Retype the full set of records. Keep every character identical.

====

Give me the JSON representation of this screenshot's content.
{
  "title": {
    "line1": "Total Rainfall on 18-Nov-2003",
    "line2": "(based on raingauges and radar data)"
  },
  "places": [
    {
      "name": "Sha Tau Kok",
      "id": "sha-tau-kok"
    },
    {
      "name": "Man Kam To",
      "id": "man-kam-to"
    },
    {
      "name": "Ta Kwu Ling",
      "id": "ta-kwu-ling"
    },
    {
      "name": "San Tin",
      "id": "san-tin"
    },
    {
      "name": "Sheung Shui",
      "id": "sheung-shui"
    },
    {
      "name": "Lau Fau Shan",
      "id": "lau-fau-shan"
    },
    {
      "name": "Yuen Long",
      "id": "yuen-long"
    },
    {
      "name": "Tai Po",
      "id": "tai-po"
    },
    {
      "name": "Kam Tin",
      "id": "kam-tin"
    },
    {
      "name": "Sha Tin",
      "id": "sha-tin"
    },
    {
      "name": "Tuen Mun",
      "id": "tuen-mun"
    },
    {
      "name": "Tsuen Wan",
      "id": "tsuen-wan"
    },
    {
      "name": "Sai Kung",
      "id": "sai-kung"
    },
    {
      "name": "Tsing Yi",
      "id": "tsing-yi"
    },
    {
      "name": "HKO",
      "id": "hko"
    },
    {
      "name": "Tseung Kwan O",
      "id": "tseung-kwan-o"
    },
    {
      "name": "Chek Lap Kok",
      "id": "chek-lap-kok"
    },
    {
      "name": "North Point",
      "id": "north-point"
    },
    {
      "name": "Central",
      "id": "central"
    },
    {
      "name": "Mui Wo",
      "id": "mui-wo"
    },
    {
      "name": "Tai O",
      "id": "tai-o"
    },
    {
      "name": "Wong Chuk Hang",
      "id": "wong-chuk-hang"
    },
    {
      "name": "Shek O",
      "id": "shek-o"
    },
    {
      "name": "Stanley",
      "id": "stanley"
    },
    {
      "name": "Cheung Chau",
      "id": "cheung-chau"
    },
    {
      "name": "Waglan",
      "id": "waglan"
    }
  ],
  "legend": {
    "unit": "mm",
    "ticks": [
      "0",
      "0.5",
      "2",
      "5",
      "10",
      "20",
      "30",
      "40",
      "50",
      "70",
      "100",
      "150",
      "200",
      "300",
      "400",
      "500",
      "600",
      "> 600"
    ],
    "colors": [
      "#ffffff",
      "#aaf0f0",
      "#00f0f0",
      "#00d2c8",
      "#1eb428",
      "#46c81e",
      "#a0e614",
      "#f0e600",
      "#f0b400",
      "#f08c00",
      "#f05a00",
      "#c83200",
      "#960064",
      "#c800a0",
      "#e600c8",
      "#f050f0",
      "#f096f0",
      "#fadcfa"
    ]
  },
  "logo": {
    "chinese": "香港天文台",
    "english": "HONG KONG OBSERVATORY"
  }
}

====

(Task answer)
Give me the JSON representation of this screenshot's content.
{
  "title": {
    "line1": "Total Rainfall on 18-Nov-2003",
    "line2": "(based on raingauges and radar data)"
  },
  "places": [
    {
      "name": "Sha Tau Kok",
      "id": "sha-tau-kok"
    },
    {
      "name": "Man Kam To",
      "id": "man-kam-to"
    },
    {
      "name": "Ta Kwu Ling",
      "id": "ta-kwu-ling"
    },
    {
      "name": "San Tin",
      "id": "san-tin"
    },
    {
      "name": "Sheung Shui",
      "id": "sheung-shui"
    },
    {
      "name": "Lau Fau Shan",
      "id": "lau-fau-shan"
    },
    {
      "name": "Yuen Long",
      "id": "yuen-long"
    },
    {
      "name": "Tai Po",
      "id": "tai-po"
    },
    {
      "name": "Kam Tin",
      "id": "kam-tin"
    },
    {
      "name": "Sha Tin",
      "id": "sha-tin"
    },
    {
      "name": "Tuen Mun",
      "id": "tuen-mun"
    },
    {
      "name": "Tsuen Wan",
      "id": "tsuen-wan"
    },
    {
      "name": "Sai Kung",
      "id": "sai-kung"
    },
    {
      "name": "Tsing Yi",
      "id": "tsing-yi"
    },
    {
      "name": "HKO",
      "id": "hko"
    },
    {
      "name": "Tseung Kwan O",
      "id": "tseung-kwan-o"
    },
    {
      "name": "Chek Lap Kok",
      "id": "chek-lap-kok"
    },
    {
      "name": "North Point",
      "id": "north-point"
    },
    {
      "name": "Central",
      "id": "central"
    },
    {
      "name": "Mui Wo",
      "id": "mui-wo"
    },
    {
      "name": "Tai O",
      "id": "tai-o"
    },
    {
      "name": "Wong Chuk Hang",
      "id": "wong-chuk-hang"
    },
    {
      "name": "Shek O",
      "id": "shek-o"
    },
    {
      "name": "Stanley",
      "id": "stanley"
    },
    {
      "name": "Cheung Chau",
      "id": "cheung-chau"
    },
    {
      "name": "Waglan",
      "id": "waglan"
    }
  ],
  "legend": {
    "unit": "mm",
    "ticks": [
      "0",
      "0.5",
      "2",
      "5",
      "10",
      "20",
      "30",
      "40",
      "50",
      "70",
      "100",
      "150",
      "200",
      "300",
      "400",
      "500",
      "600",
      "> 600"
    ],
    "colors": [
      "#ffffff",
      "#aaf0f0",
      "#00f0f0",
      "#00d2c8",
      "#1eb428",
      "#46c81e",
      "#a0e614",
      "#f0e600",
      "#f0b400",
      "#f08c00",
      "#f05a00",
      "#c83200",
      "#960064",
      "#c800a0",
      "#e600c8",
      "#f050f0",
      "#f096f0",
      "#fadcfa"
    ]
  },
  "logo": {
    "chinese": "香港天文台",
    "english": "HONG KONG OBSERVATORY"
  }
}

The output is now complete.